#### [JOB]
Review the listing and copy each line that holds the word "Tilt".

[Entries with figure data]
+ + +

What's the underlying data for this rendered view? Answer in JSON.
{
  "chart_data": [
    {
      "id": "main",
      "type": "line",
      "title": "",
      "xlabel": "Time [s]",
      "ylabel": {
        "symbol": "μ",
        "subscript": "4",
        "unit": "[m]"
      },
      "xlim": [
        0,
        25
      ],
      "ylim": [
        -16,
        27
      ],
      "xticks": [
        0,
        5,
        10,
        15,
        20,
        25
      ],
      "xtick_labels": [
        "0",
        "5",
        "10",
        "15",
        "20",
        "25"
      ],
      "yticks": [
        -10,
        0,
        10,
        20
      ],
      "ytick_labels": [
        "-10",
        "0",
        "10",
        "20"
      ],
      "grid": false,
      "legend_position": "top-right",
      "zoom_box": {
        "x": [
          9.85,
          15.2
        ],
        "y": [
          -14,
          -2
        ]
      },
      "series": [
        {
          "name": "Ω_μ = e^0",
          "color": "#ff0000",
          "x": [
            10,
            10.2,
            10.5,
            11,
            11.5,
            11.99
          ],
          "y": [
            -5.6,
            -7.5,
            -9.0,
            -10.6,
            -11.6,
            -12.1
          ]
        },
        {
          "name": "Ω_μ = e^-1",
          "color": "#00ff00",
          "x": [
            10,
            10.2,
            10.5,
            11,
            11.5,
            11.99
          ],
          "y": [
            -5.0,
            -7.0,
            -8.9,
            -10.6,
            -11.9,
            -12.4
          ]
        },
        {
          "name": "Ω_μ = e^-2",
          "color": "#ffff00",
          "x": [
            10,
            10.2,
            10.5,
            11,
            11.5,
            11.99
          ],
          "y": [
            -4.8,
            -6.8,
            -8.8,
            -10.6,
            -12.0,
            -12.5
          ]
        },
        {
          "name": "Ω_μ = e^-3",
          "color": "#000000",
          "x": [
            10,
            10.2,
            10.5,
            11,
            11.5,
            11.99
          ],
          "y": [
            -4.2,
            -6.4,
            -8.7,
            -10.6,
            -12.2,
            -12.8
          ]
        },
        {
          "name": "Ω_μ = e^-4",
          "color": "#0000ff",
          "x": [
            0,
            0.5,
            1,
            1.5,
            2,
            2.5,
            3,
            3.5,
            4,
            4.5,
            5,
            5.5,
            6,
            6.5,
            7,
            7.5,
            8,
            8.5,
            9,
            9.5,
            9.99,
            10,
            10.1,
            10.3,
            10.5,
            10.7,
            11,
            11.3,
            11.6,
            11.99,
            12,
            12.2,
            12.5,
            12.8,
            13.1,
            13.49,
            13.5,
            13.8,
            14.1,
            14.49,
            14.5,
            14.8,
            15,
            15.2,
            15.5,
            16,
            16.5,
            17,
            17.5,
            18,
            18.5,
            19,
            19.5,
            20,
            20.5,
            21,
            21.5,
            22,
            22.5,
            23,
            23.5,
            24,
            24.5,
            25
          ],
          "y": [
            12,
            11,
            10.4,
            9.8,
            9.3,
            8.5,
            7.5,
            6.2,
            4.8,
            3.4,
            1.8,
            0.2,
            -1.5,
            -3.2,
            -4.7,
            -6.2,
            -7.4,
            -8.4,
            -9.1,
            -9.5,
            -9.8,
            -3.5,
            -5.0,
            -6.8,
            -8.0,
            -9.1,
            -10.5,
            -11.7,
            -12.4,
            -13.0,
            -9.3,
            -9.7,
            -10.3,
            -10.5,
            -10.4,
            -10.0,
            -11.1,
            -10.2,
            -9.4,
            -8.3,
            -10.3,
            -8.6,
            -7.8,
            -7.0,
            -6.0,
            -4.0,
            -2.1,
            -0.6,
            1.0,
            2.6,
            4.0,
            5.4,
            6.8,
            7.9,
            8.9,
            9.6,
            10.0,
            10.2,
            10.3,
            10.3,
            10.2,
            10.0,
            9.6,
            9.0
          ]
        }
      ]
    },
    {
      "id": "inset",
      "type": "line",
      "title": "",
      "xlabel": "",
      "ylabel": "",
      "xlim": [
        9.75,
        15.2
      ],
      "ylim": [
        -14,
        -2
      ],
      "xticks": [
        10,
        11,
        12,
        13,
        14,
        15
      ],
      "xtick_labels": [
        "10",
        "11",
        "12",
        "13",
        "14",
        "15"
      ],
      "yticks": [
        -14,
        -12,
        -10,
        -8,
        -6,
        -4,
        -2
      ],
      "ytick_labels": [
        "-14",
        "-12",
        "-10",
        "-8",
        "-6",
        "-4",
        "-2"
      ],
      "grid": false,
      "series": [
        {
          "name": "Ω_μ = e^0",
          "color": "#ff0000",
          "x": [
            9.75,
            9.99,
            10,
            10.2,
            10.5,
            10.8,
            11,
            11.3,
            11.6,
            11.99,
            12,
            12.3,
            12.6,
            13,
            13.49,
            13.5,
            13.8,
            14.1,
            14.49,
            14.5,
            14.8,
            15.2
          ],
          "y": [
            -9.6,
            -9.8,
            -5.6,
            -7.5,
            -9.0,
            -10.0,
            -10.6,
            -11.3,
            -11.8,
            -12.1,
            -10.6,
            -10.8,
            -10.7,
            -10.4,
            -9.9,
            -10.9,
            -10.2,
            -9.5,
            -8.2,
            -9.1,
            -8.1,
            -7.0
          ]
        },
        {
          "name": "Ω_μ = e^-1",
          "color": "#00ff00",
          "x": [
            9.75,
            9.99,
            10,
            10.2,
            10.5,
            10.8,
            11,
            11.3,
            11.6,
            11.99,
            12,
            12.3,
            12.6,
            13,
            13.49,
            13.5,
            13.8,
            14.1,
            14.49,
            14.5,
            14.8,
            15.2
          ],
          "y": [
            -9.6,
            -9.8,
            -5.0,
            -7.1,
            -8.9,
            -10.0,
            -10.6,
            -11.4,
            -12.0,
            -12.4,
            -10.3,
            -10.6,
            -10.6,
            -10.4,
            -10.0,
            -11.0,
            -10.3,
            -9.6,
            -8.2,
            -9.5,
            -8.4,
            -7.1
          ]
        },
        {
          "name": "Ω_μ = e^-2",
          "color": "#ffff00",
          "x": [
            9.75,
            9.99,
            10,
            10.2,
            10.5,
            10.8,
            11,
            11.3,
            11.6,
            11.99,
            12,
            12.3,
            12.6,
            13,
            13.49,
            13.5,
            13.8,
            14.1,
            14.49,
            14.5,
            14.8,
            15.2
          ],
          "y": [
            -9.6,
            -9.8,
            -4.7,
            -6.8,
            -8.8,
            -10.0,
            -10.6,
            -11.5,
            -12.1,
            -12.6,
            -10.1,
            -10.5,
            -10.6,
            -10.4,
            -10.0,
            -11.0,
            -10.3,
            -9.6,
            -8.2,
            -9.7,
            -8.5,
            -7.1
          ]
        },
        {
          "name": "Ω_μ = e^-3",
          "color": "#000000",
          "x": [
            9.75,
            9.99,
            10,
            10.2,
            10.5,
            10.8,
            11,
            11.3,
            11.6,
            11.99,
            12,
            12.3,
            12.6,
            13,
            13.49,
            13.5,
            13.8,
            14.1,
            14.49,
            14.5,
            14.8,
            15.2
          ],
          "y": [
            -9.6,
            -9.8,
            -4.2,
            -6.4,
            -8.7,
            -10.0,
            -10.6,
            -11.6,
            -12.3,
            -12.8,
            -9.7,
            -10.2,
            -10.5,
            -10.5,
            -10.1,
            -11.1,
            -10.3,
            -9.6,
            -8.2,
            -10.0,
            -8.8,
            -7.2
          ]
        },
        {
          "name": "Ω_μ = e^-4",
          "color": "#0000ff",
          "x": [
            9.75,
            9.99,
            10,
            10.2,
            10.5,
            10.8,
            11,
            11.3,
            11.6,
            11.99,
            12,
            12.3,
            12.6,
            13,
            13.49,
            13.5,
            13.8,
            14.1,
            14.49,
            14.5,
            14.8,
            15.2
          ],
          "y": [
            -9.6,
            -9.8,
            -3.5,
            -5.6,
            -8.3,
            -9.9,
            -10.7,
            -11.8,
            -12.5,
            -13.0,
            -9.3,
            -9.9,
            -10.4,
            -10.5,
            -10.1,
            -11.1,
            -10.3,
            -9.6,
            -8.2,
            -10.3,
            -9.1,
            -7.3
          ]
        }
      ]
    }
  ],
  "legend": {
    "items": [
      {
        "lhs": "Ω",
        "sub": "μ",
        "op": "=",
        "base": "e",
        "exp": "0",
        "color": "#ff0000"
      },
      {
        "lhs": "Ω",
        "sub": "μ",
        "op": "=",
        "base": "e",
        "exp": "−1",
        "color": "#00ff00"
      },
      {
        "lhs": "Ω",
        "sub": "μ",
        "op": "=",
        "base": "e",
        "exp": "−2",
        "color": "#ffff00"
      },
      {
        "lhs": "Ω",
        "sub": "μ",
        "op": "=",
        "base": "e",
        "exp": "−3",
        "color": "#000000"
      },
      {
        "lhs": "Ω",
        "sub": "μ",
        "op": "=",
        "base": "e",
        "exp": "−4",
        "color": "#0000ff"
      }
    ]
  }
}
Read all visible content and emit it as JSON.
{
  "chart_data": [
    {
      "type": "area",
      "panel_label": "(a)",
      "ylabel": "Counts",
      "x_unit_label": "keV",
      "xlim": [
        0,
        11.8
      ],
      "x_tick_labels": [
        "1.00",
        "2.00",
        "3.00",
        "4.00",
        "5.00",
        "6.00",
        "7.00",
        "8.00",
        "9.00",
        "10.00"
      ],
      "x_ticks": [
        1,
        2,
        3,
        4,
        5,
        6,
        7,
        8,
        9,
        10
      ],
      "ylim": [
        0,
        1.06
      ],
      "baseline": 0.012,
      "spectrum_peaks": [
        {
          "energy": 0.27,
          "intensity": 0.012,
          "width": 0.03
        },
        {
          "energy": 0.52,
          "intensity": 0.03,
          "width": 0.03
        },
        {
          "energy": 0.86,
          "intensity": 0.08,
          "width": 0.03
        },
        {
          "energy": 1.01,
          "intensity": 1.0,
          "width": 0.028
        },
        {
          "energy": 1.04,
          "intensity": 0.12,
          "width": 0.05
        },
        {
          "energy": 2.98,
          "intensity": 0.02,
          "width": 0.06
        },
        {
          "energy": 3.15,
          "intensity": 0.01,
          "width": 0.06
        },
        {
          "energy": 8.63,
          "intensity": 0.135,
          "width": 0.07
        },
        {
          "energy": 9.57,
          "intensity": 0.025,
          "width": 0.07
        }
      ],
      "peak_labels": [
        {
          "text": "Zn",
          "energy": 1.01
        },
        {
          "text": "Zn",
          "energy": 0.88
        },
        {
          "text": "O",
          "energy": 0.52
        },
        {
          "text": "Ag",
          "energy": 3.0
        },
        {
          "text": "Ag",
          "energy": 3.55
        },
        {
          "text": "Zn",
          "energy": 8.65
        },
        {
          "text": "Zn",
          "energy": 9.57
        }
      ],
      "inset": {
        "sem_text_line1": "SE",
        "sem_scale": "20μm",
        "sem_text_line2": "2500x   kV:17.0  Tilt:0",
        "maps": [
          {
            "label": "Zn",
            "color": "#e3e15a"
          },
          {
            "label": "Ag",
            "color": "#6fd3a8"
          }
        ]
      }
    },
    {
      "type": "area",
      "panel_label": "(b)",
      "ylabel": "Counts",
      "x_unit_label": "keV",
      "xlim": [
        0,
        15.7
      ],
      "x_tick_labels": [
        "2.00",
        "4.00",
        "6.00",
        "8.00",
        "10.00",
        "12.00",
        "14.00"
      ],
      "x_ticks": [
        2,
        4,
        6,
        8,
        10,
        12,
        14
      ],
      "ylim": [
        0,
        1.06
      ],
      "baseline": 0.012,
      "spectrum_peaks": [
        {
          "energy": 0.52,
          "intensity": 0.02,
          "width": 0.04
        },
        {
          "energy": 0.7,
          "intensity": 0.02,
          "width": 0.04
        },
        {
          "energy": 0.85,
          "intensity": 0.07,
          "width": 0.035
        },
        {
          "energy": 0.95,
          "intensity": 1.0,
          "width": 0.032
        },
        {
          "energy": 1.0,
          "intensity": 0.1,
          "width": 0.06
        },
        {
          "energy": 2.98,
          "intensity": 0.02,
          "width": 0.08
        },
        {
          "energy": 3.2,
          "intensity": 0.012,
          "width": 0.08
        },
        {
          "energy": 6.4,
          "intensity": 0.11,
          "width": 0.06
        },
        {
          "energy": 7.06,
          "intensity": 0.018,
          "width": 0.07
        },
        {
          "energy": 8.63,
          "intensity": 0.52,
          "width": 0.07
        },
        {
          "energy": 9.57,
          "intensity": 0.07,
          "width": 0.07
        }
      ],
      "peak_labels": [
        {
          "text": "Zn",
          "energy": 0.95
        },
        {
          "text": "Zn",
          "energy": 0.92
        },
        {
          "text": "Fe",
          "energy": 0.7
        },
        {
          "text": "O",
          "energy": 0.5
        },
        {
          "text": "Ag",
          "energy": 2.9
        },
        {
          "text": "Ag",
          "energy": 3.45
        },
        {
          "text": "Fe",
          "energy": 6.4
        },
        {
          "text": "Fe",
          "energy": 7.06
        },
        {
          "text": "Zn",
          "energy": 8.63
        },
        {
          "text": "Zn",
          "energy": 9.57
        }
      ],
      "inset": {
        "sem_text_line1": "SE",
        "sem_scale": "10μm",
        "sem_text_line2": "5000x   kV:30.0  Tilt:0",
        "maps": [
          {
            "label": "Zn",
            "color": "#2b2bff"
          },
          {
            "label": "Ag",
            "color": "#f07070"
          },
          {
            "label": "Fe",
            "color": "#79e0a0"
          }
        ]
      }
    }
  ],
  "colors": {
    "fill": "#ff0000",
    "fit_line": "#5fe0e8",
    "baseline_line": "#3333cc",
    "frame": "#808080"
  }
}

+ + +

#### [TASK ANSWER]
        "sem_text_line2": "2500x   kV:17.0  Tilt:0",
        "sem_text_line2": "5000x   kV:30.0  Tilt:0",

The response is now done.